** Task objective **
Every entry below must be repeated exactly; skip the pictures.

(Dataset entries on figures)
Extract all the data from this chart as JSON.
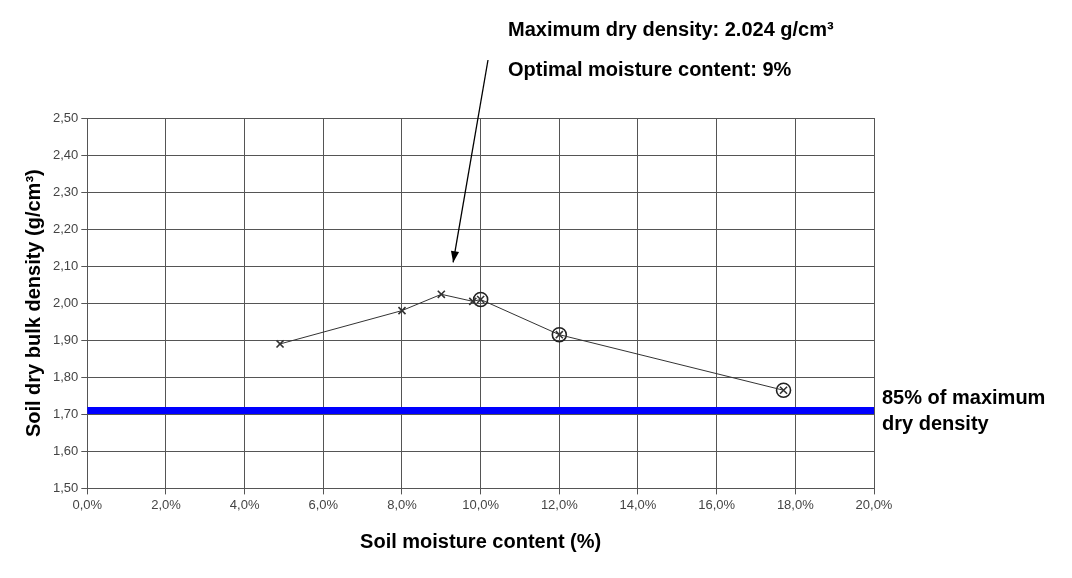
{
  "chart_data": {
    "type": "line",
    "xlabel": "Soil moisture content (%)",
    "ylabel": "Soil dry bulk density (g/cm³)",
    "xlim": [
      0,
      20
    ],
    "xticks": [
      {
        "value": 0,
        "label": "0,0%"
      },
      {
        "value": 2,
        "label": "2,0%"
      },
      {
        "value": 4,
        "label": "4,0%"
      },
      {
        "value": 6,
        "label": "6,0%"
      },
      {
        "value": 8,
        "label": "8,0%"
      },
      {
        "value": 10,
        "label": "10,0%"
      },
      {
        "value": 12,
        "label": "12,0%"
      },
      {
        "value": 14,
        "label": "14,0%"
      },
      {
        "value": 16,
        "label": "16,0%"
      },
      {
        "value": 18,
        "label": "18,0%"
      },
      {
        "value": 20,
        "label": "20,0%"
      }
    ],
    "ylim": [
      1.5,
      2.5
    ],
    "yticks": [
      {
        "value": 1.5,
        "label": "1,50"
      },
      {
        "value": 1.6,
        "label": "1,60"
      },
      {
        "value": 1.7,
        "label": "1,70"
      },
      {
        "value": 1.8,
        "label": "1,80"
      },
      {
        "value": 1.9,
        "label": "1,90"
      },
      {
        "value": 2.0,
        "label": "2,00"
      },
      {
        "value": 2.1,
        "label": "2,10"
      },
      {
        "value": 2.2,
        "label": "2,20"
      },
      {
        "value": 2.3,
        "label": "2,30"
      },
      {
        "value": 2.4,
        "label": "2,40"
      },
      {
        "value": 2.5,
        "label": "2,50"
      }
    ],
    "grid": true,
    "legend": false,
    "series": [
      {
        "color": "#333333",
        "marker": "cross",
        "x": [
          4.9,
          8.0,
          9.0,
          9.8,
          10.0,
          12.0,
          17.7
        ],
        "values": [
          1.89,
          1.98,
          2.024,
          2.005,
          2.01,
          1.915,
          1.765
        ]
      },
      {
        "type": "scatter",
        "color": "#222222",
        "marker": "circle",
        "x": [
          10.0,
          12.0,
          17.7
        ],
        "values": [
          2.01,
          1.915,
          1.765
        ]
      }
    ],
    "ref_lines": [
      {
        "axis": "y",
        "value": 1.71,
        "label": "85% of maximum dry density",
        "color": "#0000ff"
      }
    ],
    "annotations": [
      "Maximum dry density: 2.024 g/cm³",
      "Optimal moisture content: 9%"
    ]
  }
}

** Result of this task **
Extract all the data from this chart as JSON.
{
  "chart_data": {
    "type": "line",
    "xlabel": "Soil moisture content (%)",
    "ylabel": "Soil dry bulk density (g/cm³)",
    "xlim": [
      0,
      20
    ],
    "xticks": [
      {
        "value": 0,
        "label": "0,0%"
      },
      {
        "value": 2,
        "label": "2,0%"
      },
      {
        "value": 4,
        "label": "4,0%"
      },
      {
        "value": 6,
        "label": "6,0%"
      },
      {
        "value": 8,
        "label": "8,0%"
      },
      {
        "value": 10,
        "label": "10,0%"
      },
      {
        "value": 12,
        "label": "12,0%"
      },
      {
        "value": 14,
        "label": "14,0%"
      },
      {
        "value": 16,
        "label": "16,0%"
      },
      {
        "value": 18,
        "label": "18,0%"
      },
      {
        "value": 20,
        "label": "20,0%"
      }
    ],
    "ylim": [
      1.5,
      2.5
    ],
    "yticks": [
      {
        "value": 1.5,
        "label": "1,50"
      },
      {
        "value": 1.6,
        "label": "1,60"
      },
      {
        "value": 1.7,
        "label": "1,70"
      },
      {
        "value": 1.8,
        "label": "1,80"
      },
      {
        "value": 1.9,
        "label": "1,90"
      },
      {
        "value": 2.0,
        "label": "2,00"
      },
      {
        "value": 2.1,
        "label": "2,10"
      },
      {
        "value": 2.2,
        "label": "2,20"
      },
      {
        "value": 2.3,
        "label": "2,30"
      },
      {
        "value": 2.4,
        "label": "2,40"
      },
      {
        "value": 2.5,
        "label": "2,50"
      }
    ],
    "grid": true,
    "legend": false,
    "series": [
      {
        "color": "#333333",
        "marker": "cross",
        "x": [
          4.9,
          8.0,
          9.0,
          9.8,
          10.0,
          12.0,
          17.7
        ],
        "values": [
          1.89,
          1.98,
          2.024,
          2.005,
          2.01,
          1.915,
          1.765
        ]
      },
      {
        "type": "scatter",
        "color": "#222222",
        "marker": "circle",
        "x": [
          10.0,
          12.0,
          17.7
        ],
        "values": [
          2.01,
          1.915,
          1.765
        ]
      }
    ],
    "ref_lines": [
      {
        "axis": "y",
        "value": 1.71,
        "label": "85% of maximum dry density",
        "color": "#0000ff"
      }
    ],
    "annotations": [
      "Maximum dry density: 2.024 g/cm³",
      "Optimal moisture content: 9%"
    ]
  }
}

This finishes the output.